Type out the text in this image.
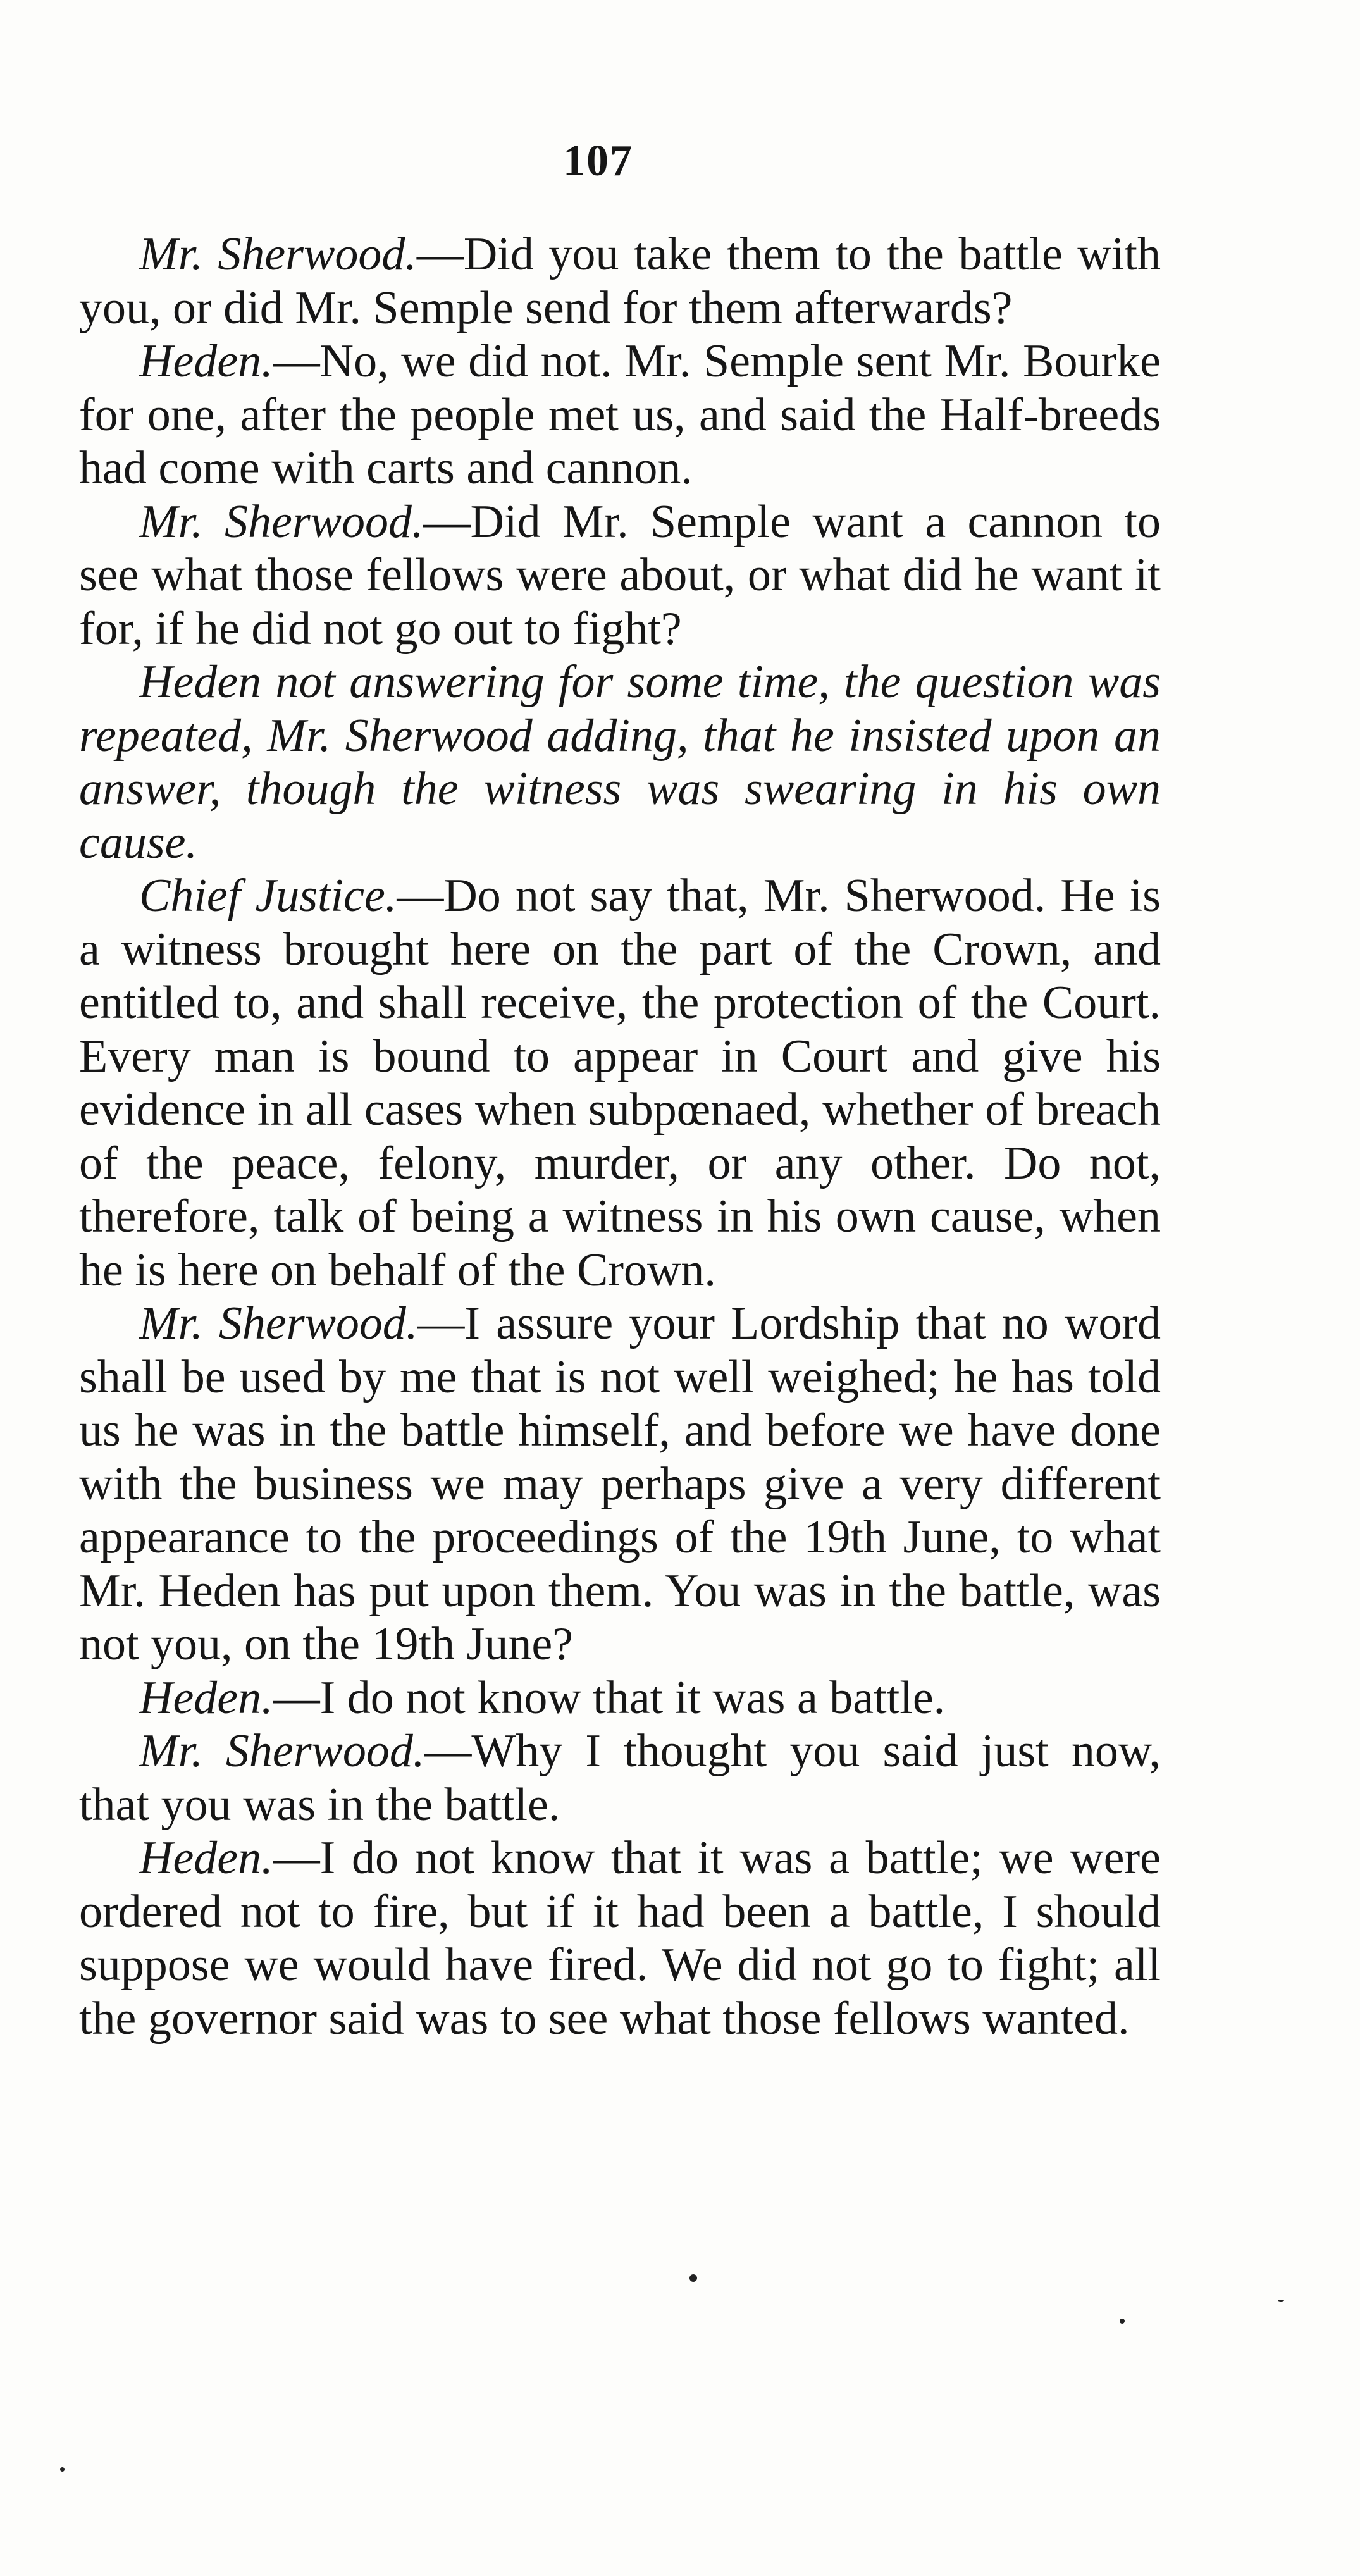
107

Mr. Sherwood.—Did you take them to the battle with you, or did Mr. Semple send for them afterwards?

Heden.—No, we did not. Mr. Semple sent Mr. Bourke for one, after the people met us, and said the Half-breeds had come with carts and cannon.

Mr. Sherwood.—Did Mr. Semple want a cannon to see what those fellows were about, or what did he want it for, if he did not go out to fight?

Heden not answering for some time, the question was repeated, Mr. Sherwood adding, that he insisted upon an answer, though the witness was swearing in his own cause.

Chief Justice.—Do not say that, Mr. Sherwood. He is a witness brought here on the part of the Crown, and entitled to, and shall receive, the protection of the Court. Every man is bound to appear in Court and give his evidence in all cases when subpœnaed, whether of breach of the peace, felony, murder, or any other. Do not, therefore, talk of being a witness in his own cause, when he is here on behalf of the Crown.

Mr. Sherwood.—I assure your Lordship that no word shall be used by me that is not well weighed; he has told us he was in the battle himself, and before we have done with the business we may perhaps give a very different appearance to the proceedings of the 19th June, to what Mr. Heden has put upon them. You was in the battle, was not you, on the 19th June?

Heden.—I do not know that it was a battle.

Mr. Sherwood.—Why I thought you said just now, that you was in the battle.

Heden.—I do not know that it was a battle; we were ordered not to fire, but if it had been a battle, I should suppose we would have fired. We did not go to fight; all the governor said was to see what those fellows wanted.
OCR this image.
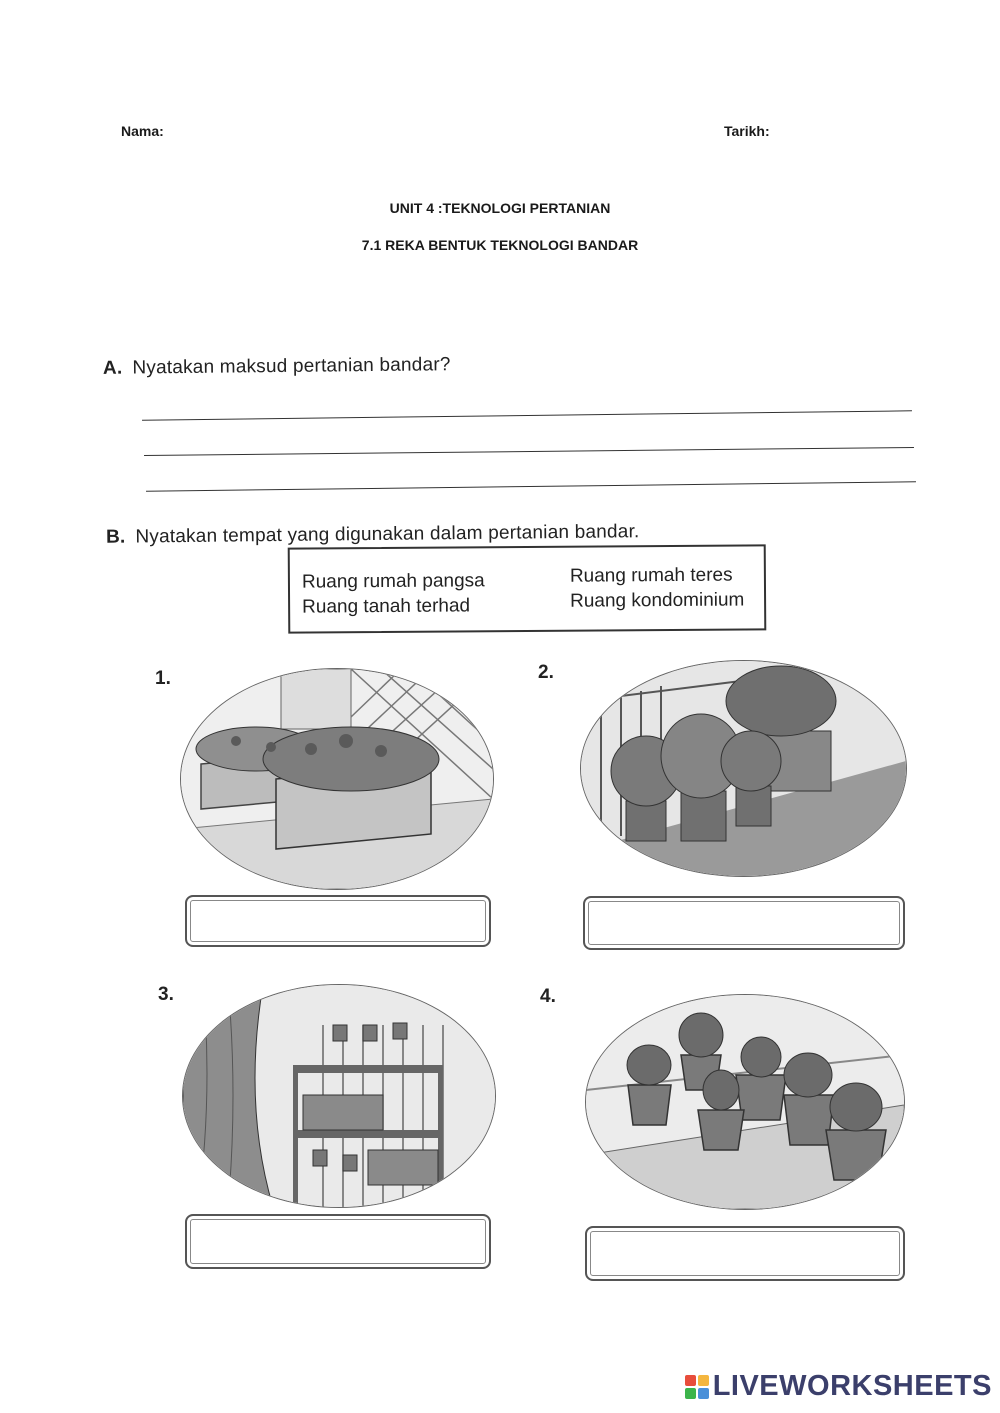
Nama:	Tarikh:
UNIT 4 :TEKNOLOGI PERTANIAN
7.1 REKA BENTUK TEKNOLOGI BANDAR
A. Nyatakan maksud pertanian bandar?
B. Nyatakan tempat yang digunakan dalam pertanian bandar.
Ruang rumah pangsa	Ruang rumah teres
Ruang tanah terhad	Ruang kondominium
1.	2.
3.	4.
LIVEWORKSHEETS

→ Short problem
Starting at the line containing "OCR this image.", write out each line through the last one in the listing above, inclusive, and nothing else. Pictures are excluded from the copy.

→ Finished task
OCR this image.
Nama:	Tarikh:
UNIT 4 :TEKNOLOGI PERTANIAN
7.1 REKA BENTUK TEKNOLOGI BANDAR
A. Nyatakan maksud pertanian bandar?
B. Nyatakan tempat yang digunakan dalam pertanian bandar.
Ruang rumah pangsa	Ruang rumah teres
Ruang tanah terhad	Ruang kondominium
1.	2.
3.	4.
LIVEWORKSHEETS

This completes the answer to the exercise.